◆ **WRITTEN TASK**:
In the listing below, locate the lines bearing the word "الرأي". Copy every one of them.

◆ **DATA LINES**:
□ □ □

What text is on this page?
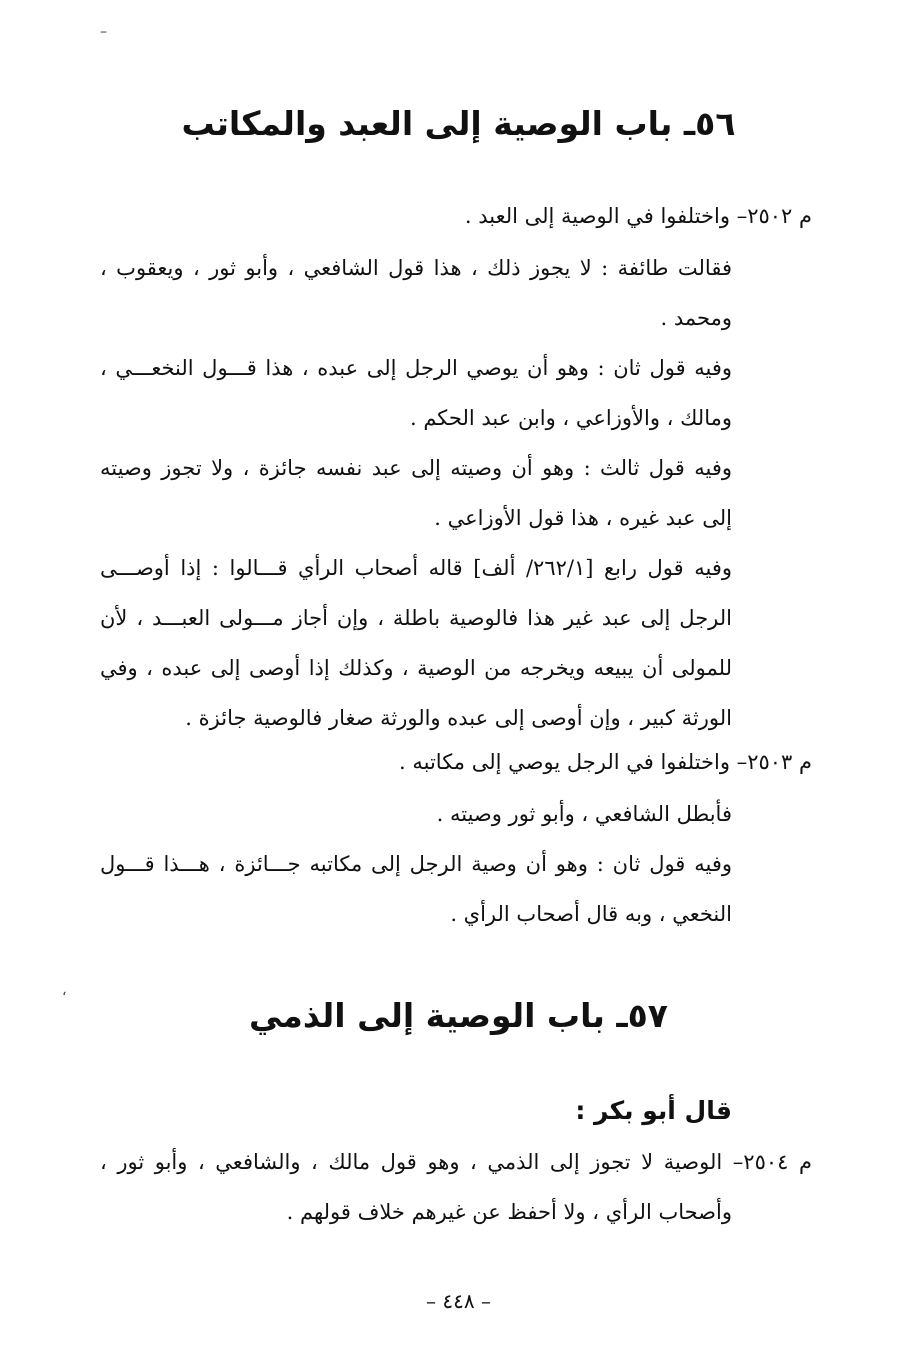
–
ʻ
٥٦ـ باب الوصية إلى العبد والمكاتب
م ٢٥٠٢– واختلفوا في الوصية إلى العبد .
فقالت طائفة : لا يجوز ذلك ، هذا قول الشافعي ، وأبو ثور ، ويعقوب ،
ومحمد .
وفيه قول ثان : وهو أن يوصي الرجل إلى عبده ، هذا قـــول النخعـــي ،
ومالك ، والأوزاعي ، وابن عبد الحكم .
وفيه قول ثالث : وهو أن وصيته إلى عبد نفسه جائزة ، ولا تجوز وصيته
إلى عبد غيره ، هذا قول الأوزاعي .
وفيه قول رابع [٢٦٢/١/ ألف] قاله أصحاب الرأي قـــالوا : إذا أوصـــى
الرجل إلى عبد غير هذا فالوصية باطلة ، وإن أجاز مـــولى العبـــد ، لأن
للمولى أن يبيعه ويخرجه من الوصية ، وكذلك إذا أوصى إلى عبده ، وفي
الورثة كبير ، وإن أوصى إلى عبده والورثة صغار فالوصية جائزة .
م ٢٥٠٣– واختلفوا في الرجل يوصي إلى مكاتبه .
فأبطل الشافعي ، وأبو ثور وصيته .
وفيه قول ثان : وهو أن وصية الرجل إلى مكاتبه جـــائزة ، هـــذا قـــول
النخعي ، وبه قال أصحاب الرأي .
٥٧ـ باب الوصية إلى الذمي
قال أبو بكر :
م ٢٥٠٤– الوصية لا تجوز إلى الذمي ، وهو قول مالك ، والشافعي ، وأبو ثور ،
وأصحاب الرأي ، ولا أحفظ عن غيرهم خلاف قولهم .
– ٤٤٨ –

□ □ □

◆ **THE REPLY**:
وفيه قول رابع [٢٦٢/١/ ألف] قاله أصحاب الرأي قـــالوا : إذا أوصـــى
النخعي ، وبه قال أصحاب الرأي .
وأصحاب الرأي ، ولا أحفظ عن غيرهم خلاف قولهم .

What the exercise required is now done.